▶ [TASK DIRECTIONS] Lay out every line of the entries below as a Markdown table with the columns Row and Line. Number the lines in order, and leave out blank lines.

▶ [RECORDS FOR THIS TASK]

· · · · ·

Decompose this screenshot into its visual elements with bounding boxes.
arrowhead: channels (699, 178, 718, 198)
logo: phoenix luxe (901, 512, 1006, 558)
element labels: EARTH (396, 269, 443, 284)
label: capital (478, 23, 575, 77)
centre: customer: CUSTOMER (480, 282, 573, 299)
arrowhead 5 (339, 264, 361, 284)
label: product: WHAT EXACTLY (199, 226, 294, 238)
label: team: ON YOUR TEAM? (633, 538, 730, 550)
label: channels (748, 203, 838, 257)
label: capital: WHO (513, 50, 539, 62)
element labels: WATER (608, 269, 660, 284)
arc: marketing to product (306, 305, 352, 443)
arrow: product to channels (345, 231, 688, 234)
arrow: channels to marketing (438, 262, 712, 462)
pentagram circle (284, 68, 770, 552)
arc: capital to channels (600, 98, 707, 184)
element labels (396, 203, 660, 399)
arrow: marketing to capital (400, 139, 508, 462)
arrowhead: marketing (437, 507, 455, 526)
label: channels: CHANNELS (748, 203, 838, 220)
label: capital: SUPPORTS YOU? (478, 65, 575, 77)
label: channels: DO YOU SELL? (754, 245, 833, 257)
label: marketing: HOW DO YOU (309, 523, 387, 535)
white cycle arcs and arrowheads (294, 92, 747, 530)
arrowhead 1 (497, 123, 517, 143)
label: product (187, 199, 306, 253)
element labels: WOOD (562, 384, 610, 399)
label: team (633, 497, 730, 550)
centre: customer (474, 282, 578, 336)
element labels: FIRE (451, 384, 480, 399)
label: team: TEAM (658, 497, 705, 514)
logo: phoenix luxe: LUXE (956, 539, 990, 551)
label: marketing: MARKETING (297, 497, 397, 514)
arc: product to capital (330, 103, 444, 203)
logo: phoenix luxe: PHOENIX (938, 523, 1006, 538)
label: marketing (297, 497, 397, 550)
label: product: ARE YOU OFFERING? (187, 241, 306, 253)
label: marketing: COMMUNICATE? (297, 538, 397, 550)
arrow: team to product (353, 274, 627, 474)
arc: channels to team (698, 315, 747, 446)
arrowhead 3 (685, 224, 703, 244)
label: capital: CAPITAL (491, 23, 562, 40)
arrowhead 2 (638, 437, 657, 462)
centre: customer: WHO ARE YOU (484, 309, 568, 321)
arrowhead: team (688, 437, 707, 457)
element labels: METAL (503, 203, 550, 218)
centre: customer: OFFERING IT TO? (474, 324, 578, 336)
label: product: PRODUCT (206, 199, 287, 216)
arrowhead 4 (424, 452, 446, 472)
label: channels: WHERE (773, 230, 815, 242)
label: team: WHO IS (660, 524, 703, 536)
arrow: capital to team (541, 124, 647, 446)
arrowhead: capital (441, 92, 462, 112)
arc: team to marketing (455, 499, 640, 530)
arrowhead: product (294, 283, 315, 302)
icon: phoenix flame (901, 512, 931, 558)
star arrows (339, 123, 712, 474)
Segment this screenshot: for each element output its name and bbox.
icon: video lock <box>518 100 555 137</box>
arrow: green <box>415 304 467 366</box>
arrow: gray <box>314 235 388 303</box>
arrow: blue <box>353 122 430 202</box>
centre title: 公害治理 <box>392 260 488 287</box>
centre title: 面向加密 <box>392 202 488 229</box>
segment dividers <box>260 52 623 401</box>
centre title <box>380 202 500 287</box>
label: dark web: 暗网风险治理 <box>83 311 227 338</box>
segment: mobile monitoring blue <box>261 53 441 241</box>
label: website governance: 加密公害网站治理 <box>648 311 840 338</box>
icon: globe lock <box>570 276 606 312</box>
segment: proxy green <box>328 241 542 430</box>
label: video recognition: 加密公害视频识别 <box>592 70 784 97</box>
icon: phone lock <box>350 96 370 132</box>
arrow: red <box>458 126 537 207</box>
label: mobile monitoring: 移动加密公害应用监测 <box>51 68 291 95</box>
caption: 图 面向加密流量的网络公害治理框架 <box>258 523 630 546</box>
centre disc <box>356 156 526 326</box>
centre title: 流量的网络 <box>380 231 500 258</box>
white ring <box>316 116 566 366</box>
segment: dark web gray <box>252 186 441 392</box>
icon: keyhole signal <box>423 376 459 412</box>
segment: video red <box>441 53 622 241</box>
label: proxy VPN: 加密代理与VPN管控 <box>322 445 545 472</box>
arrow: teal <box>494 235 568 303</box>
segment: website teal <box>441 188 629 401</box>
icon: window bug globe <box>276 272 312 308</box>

· · · · ·

▶ [RESULT OF THE EXERCISE]
| Row | Line |
|---|---|
| 1 | Decompose this screenshot into its visual elements with bounding boxes. |
| 2 | arrowhead: channels (699, 178, 718, 198) |
| 3 | logo: phoenix luxe (901, 512, 1006, 558) |
| 4 | element labels: EARTH (396, 269, 443, 284) |
| 5 | label: capital (478, 23, 575, 77) |
| 6 | centre: customer: CUSTOMER (480, 282, 573, 299) |
| 7 | arrowhead 5 (339, 264, 361, 284) |
| 8 | label: product: WHAT EXACTLY (199, 226, 294, 238) |
| 9 | label: team: ON YOUR TEAM? (633, 538, 730, 550) |
| 10 | label: channels (748, 203, 838, 257) |
| 11 | label: capital: WHO (513, 50, 539, 62) |
| 12 | element labels: WATER (608, 269, 660, 284) |
| 13 | arc: marketing to product (306, 305, 352, 443) |
| 14 | arrow: product to channels (345, 231, 688, 234) |
| 15 | arrow: channels to marketing (438, 262, 712, 462) |
| 16 | pentagram circle (284, 68, 770, 552) |
| 17 | arc: capital to channels (600, 98, 707, 184) |
| 18 | element labels (396, 203, 660, 399) |
| 19 | arrow: marketing to capital (400, 139, 508, 462) |
| 20 | arrowhead: marketing (437, 507, 455, 526) |
| 21 | label: channels: CHANNELS (748, 203, 838, 220) |
| 22 | label: capital: SUPPORTS YOU? (478, 65, 575, 77) |
| 23 | label: channels: DO YOU SELL? (754, 245, 833, 257) |
| 24 | label: marketing: HOW DO YOU (309, 523, 387, 535) |
| 25 | white cycle arcs and arrowheads (294, 92, 747, 530) |
| 26 | arrowhead 1 (497, 123, 517, 143) |
| 27 | label: product (187, 199, 306, 253) |
| 28 | element labels: WOOD (562, 384, 610, 399) |
| 29 | label: team (633, 497, 730, 550) |
| 30 | centre: customer (474, 282, 578, 336) |
| 31 | element labels: FIRE (451, 384, 480, 399) |
| 32 | label: team: TEAM (658, 497, 705, 514) |
| 33 | logo: phoenix luxe: LUXE (956, 539, 990, 551) |
| 34 | label: marketing: MARKETING (297, 497, 397, 514) |
| 35 | arc: product to capital (330, 103, 444, 203) |
| 36 | logo: phoenix luxe: PHOENIX (938, 523, 1006, 538) |
| 37 | label: marketing (297, 497, 397, 550) |
| 38 | label: product: ARE YOU OFFERING? (187, 241, 306, 253) |
| 39 | label: marketing: COMMUNICATE? (297, 538, 397, 550) |
| 40 | arrow: team to product (353, 274, 627, 474) |
| 41 | arc: channels to team (698, 315, 747, 446) |
| 42 | arrowhead 3 (685, 224, 703, 244) |
| 43 | label: capital: CAPITAL (491, 23, 562, 40) |
| 44 | arrowhead 2 (638, 437, 657, 462) |
| 45 | centre: customer: WHO ARE YOU (484, 309, 568, 321) |
| 46 | arrowhead: team (688, 437, 707, 457) |
| 47 | element labels: METAL (503, 203, 550, 218) |
| 48 | centre: customer: OFFERING IT TO? (474, 324, 578, 336) |
| 49 | label: product: PRODUCT (206, 199, 287, 216) |
| 50 | arrowhead 4 (424, 452, 446, 472) |
| 51 | label: channels: WHERE (773, 230, 815, 242) |
| 52 | label: team: WHO IS (660, 524, 703, 536) |
| 53 | arrow: capital to team (541, 124, 647, 446) |
| 54 | arrowhead: capital (441, 92, 462, 112) |
| 55 | arc: team to marketing (455, 499, 640, 530) |
| 56 | arrowhead: product (294, 283, 315, 302) |
| 57 | icon: phoenix flame (901, 512, 931, 558) |
| 58 | star arrows (339, 123, 712, 474) |
| 59 | Segment this screenshot: for each element output its name and bbox. |
| 60 | icon: video lock <box>518 100 555 137</box> |
| 61 | arrow: green <box>415 304 467 366</box> |
| 62 | arrow: gray <box>314 235 388 303</box> |
| 63 | arrow: blue <box>353 122 430 202</box> |
| 64 | centre title: 公害治理 <box>392 260 488 287</box> |
| 65 | centre title: 面向加密 <box>392 202 488 229</box> |
| 66 | segment dividers <box>260 52 623 401</box> |
| 67 | centre title <box>380 202 500 287</box> |
| 68 | label: dark web: 暗网风险治理 <box>83 311 227 338</box> |
| 69 | segment: mobile monitoring blue <box>261 53 441 241</box> |
| 70 | label: website governance: 加密公害网站治理 <box>648 311 840 338</box> |
| 71 | icon: globe lock <box>570 276 606 312</box> |
| 72 | segment: proxy green <box>328 241 542 430</box> |
| 73 | label: video recognition: 加密公害视频识别 <box>592 70 784 97</box> |
| 74 | icon: phone lock <box>350 96 370 132</box> |
| 75 | arrow: red <box>458 126 537 207</box> |
| 76 | label: mobile monitoring: 移动加密公害应用监测 <box>51 68 291 95</box> |
| 77 | caption: 图 面向加密流量的网络公害治理框架 <box>258 523 630 546</box> |
| 78 | centre disc <box>356 156 526 326</box> |
| 79 | centre title: 流量的网络 <box>380 231 500 258</box> |
| 80 | white ring <box>316 116 566 366</box> |
| 81 | segment: dark web gray <box>252 186 441 392</box> |
| 82 | icon: keyhole signal <box>423 376 459 412</box> |
| 83 | segment: video red <box>441 53 622 241</box> |
| 84 | label: proxy VPN: 加密代理与VPN管控 <box>322 445 545 472</box> |
| 85 | arrow: teal <box>494 235 568 303</box> |
| 86 | segment: website teal <box>441 188 629 401</box> |
| 87 | icon: window bug globe <box>276 272 312 308</box> |